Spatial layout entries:
::::::
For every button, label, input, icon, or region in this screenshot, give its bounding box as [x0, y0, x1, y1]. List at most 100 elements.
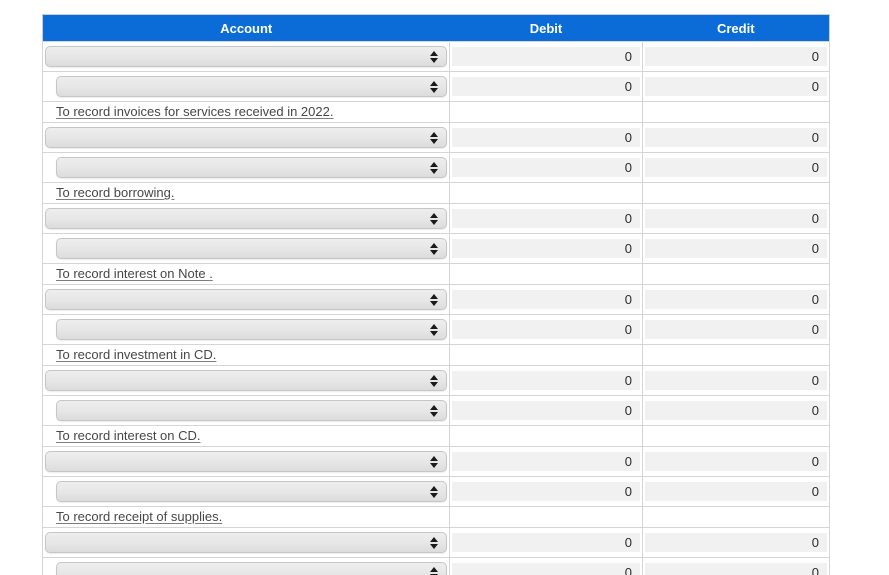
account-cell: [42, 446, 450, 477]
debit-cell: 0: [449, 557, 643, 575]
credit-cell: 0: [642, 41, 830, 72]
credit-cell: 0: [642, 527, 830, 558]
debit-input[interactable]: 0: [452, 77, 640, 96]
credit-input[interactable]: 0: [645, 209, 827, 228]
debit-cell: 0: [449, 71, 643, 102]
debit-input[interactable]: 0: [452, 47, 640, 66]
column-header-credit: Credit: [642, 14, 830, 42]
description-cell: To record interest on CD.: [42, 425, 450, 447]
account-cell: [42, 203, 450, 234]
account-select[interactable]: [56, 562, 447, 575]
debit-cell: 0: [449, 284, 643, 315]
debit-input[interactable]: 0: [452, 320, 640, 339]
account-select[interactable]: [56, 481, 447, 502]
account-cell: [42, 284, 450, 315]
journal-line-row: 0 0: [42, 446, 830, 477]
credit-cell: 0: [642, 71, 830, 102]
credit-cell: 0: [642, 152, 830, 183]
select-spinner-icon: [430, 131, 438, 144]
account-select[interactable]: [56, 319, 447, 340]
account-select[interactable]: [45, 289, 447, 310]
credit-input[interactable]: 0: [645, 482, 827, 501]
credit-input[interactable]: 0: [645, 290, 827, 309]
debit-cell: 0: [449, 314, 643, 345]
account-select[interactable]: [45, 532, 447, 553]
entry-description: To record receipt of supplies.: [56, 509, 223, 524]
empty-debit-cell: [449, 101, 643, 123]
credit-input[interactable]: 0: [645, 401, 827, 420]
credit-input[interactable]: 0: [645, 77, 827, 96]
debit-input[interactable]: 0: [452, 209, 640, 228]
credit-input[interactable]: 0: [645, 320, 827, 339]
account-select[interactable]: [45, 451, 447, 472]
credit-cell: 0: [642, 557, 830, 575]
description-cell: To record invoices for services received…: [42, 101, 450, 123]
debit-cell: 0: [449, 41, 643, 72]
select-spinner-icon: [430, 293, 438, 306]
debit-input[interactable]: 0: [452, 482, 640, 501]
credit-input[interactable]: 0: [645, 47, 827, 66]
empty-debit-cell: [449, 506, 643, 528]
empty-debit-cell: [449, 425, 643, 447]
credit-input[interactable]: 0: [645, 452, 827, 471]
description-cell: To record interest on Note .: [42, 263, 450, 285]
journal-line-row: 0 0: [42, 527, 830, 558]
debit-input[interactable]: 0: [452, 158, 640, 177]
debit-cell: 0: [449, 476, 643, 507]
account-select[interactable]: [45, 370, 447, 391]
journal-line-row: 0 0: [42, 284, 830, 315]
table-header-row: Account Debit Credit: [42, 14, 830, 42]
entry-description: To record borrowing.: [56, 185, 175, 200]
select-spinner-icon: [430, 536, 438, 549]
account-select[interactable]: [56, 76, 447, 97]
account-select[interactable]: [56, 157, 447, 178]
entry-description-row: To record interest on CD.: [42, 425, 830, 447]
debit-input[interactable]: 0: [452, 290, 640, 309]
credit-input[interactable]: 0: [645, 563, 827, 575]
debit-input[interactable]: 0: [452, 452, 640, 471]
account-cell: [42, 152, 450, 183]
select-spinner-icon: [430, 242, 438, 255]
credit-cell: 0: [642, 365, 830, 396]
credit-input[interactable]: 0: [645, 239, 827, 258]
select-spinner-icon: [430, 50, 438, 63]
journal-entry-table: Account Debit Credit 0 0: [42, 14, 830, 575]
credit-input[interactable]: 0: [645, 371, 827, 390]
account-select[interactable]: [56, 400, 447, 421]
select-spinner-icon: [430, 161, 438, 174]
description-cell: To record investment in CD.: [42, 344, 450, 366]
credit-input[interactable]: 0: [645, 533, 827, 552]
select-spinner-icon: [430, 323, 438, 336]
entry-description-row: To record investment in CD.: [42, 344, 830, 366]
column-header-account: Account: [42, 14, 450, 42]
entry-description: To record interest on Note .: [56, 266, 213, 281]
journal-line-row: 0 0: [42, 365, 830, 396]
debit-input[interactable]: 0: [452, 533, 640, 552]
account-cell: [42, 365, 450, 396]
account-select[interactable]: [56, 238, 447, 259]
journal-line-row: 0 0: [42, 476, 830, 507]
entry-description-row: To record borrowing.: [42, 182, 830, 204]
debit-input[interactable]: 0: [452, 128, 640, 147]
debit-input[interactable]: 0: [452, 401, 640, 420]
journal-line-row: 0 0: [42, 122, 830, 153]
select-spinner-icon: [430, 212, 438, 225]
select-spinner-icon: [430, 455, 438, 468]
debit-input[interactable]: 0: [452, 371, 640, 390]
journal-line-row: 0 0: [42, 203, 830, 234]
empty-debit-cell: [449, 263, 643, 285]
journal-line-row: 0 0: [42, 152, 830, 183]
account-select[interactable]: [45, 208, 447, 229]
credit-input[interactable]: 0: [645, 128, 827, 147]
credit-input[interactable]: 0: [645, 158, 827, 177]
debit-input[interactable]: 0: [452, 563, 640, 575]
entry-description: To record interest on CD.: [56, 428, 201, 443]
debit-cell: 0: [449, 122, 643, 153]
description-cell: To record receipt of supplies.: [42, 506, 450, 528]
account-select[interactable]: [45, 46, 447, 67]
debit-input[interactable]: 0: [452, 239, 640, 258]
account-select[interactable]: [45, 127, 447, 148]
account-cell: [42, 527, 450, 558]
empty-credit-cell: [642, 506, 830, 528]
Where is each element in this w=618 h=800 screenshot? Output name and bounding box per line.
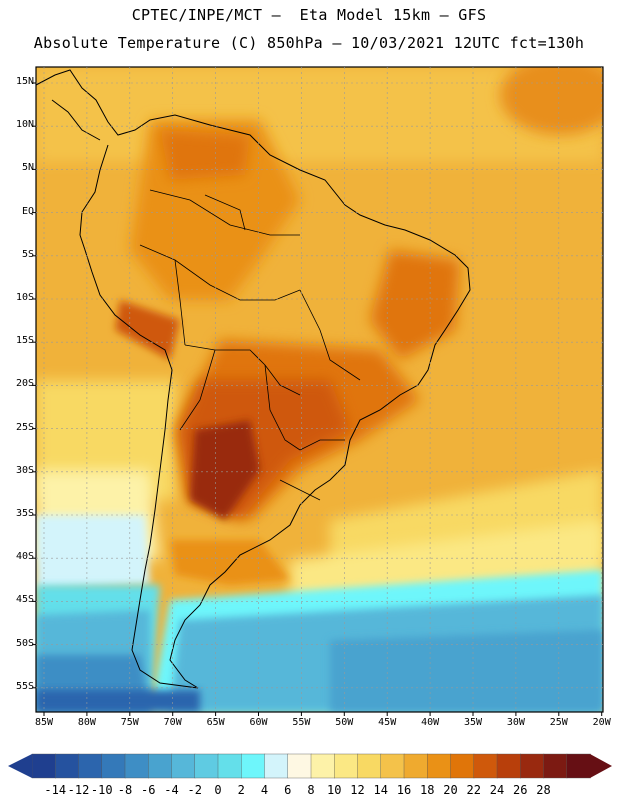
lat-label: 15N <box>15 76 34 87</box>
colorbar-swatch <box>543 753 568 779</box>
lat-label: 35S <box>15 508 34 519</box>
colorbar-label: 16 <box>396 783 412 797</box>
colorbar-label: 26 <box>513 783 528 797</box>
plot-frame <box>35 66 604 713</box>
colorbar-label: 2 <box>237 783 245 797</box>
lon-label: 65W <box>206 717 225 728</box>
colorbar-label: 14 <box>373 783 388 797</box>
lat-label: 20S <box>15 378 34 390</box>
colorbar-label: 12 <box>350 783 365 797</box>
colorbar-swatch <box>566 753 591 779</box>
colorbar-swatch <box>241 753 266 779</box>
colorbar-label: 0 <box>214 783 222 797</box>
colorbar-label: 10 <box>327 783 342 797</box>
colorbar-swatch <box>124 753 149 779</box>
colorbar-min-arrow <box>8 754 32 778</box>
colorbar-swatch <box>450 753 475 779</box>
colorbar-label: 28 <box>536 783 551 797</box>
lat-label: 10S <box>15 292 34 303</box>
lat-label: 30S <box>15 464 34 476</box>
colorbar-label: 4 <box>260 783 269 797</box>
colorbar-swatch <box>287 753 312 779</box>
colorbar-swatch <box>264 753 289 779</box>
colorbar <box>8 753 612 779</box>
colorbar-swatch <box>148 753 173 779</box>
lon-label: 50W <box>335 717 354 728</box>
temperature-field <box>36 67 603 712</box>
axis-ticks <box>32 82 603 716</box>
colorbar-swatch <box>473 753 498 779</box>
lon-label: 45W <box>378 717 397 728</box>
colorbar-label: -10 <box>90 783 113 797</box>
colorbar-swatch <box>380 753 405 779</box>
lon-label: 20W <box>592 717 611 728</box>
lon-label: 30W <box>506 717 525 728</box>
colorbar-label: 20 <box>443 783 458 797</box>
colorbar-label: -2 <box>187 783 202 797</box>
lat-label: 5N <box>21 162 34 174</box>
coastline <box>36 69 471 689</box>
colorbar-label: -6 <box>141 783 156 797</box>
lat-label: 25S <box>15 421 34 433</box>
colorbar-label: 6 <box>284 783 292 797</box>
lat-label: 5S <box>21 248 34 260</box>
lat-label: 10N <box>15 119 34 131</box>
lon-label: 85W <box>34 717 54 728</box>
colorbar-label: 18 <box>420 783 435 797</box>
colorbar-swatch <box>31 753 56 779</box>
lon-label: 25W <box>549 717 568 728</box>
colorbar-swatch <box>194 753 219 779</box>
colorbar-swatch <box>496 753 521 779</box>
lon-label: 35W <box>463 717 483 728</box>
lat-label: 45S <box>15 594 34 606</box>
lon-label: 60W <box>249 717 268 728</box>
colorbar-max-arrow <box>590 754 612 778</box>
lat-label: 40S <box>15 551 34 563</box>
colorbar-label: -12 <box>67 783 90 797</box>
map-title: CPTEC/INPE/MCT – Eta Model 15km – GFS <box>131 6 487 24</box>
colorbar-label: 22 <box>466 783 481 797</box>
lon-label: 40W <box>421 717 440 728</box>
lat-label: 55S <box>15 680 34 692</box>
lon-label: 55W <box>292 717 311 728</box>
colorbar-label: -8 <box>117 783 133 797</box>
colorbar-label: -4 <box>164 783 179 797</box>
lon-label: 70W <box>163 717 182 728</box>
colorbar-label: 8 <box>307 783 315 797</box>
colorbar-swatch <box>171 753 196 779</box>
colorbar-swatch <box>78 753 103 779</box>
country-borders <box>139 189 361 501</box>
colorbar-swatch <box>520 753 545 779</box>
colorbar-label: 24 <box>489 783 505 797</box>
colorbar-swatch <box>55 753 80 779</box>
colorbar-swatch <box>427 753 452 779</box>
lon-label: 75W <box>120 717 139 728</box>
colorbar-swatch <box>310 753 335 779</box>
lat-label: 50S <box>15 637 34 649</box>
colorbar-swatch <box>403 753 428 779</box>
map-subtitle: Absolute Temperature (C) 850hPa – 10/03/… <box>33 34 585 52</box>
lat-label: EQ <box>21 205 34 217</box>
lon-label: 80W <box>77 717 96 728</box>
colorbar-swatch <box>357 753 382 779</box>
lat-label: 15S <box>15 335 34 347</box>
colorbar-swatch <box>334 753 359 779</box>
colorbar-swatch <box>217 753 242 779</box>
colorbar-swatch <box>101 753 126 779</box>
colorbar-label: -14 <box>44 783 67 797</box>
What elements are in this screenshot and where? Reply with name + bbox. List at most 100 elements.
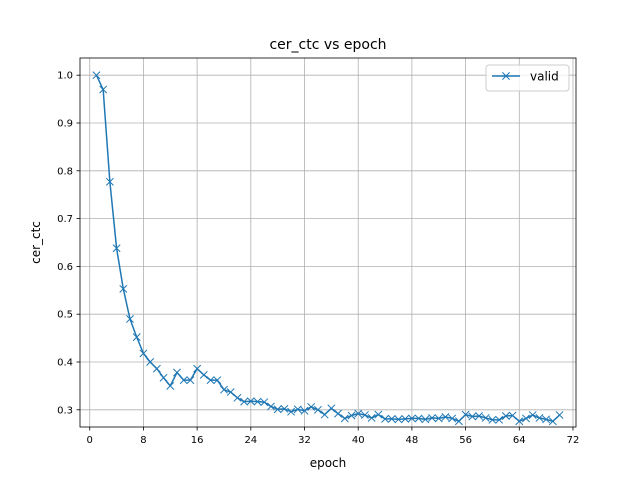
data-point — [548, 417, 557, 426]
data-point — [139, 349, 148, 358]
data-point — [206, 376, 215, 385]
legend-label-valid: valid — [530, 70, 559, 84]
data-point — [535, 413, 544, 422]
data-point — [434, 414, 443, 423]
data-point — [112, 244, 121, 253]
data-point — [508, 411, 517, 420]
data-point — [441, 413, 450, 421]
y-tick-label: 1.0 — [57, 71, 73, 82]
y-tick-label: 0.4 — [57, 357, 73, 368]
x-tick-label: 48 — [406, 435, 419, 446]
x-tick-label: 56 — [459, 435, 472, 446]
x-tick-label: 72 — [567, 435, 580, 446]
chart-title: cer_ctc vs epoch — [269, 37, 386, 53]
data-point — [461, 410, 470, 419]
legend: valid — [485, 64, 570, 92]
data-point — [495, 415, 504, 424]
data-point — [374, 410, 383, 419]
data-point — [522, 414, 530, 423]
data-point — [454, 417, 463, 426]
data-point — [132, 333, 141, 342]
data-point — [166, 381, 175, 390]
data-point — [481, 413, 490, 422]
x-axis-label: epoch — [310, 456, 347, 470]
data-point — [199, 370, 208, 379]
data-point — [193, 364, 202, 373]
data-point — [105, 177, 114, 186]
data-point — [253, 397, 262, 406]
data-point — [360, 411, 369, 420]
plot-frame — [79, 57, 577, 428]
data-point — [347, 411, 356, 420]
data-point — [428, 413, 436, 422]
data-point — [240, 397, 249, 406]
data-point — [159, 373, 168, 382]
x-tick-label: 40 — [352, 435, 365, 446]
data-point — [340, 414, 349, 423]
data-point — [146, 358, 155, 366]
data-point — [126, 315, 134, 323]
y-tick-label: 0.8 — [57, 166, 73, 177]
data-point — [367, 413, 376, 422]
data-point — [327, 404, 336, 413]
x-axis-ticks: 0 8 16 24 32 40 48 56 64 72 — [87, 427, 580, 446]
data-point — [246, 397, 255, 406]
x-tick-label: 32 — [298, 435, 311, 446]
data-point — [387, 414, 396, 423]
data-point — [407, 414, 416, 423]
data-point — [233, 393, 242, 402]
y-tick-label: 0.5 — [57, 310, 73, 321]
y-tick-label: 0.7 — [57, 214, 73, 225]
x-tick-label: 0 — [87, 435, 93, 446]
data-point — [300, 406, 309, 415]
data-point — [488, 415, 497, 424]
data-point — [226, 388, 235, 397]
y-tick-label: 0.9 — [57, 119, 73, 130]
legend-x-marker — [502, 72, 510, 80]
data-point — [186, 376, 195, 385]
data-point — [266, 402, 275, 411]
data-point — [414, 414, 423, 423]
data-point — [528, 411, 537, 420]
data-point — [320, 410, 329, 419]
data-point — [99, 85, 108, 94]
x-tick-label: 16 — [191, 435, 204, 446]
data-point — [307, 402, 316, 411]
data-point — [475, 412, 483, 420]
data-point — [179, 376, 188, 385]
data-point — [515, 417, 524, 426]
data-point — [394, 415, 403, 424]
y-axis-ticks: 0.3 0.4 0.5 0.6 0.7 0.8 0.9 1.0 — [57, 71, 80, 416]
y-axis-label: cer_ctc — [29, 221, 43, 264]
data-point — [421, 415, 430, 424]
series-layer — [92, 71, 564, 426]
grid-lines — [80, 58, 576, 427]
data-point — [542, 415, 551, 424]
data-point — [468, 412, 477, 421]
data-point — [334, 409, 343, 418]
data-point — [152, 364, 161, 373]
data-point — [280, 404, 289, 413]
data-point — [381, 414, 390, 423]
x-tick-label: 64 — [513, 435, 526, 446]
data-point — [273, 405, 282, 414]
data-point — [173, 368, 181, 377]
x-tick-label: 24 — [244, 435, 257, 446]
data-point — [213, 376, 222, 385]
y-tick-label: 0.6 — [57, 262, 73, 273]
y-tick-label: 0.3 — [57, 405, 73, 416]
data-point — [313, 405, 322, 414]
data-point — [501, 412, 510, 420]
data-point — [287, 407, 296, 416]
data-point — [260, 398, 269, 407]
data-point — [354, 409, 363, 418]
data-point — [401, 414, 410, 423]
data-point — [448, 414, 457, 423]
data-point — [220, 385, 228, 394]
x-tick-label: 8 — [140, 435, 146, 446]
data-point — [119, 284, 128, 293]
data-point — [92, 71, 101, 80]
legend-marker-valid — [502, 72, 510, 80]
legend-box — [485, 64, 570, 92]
::::::
Task to complete:
Reproduce verbatim the lines that begin with the line containing "lat-label: 15N <box>15 76 34 87</box>" and end after the line containing "lon-label: 25W <box>549 717 568 728</box>", with both of those lines included.

Full answer:
lat-label: 15N <box>15 76 34 87</box>
colorbar-swatch <box>543 753 568 779</box>
lat-label: 35S <box>15 508 34 519</box>
colorbar-label: 16 <box>396 783 412 797</box>
colorbar-label: 26 <box>513 783 528 797</box>
plot-frame <box>35 66 604 713</box>
colorbar-label: 2 <box>237 783 245 797</box>
lon-label: 65W <box>206 717 225 728</box>
colorbar-label: 14 <box>373 783 388 797</box>
lat-label: 20S <box>15 378 34 390</box>
colorbar-label: 12 <box>350 783 365 797</box>
colorbar-swatch <box>566 753 591 779</box>
colorbar-swatch <box>241 753 266 779</box>
colorbar-label: 0 <box>214 783 222 797</box>
colorbar-label: 10 <box>327 783 342 797</box>
colorbar-swatch <box>124 753 149 779</box>
colorbar-min-arrow <box>8 754 32 778</box>
colorbar-swatch <box>450 753 475 779</box>
colorbar-label: 28 <box>536 783 551 797</box>
lat-label: 10S <box>15 292 34 303</box>
lat-label: 30S <box>15 464 34 476</box>
colorbar-label: 4 <box>260 783 269 797</box>
colorbar-swatch <box>287 753 312 779</box>
colorbar-swatch <box>264 753 289 779</box>
colorbar <box>8 753 612 779</box>
colorbar-swatch <box>148 753 173 779</box>
lon-label: 50W <box>335 717 354 728</box>
temperature-field <box>36 67 603 712</box>
axis-ticks <box>32 82 603 716</box>
colorbar-swatch <box>473 753 498 779</box>
lon-label: 45W <box>378 717 397 728</box>
colorbar-label: -10 <box>90 783 113 797</box>
colorbar-swatch <box>380 753 405 779</box>
lon-label: 20W <box>592 717 611 728</box>
lon-label: 30W <box>506 717 525 728</box>
colorbar-label: 20 <box>443 783 458 797</box>
colorbar-label: -2 <box>187 783 202 797</box>
lat-label: 5N <box>21 162 34 174</box>
coastline <box>36 69 471 689</box>
colorbar-label: -6 <box>141 783 156 797</box>
lat-label: 25S <box>15 421 34 433</box>
colorbar-label: 6 <box>284 783 292 797</box>
lat-label: 5S <box>21 248 34 260</box>
lat-label: 10N <box>15 119 34 131</box>
lon-label: 85W <box>34 717 54 728</box>
colorbar-label: 18 <box>420 783 435 797</box>
colorbar-swatch <box>31 753 56 779</box>
lon-label: 25W <box>549 717 568 728</box>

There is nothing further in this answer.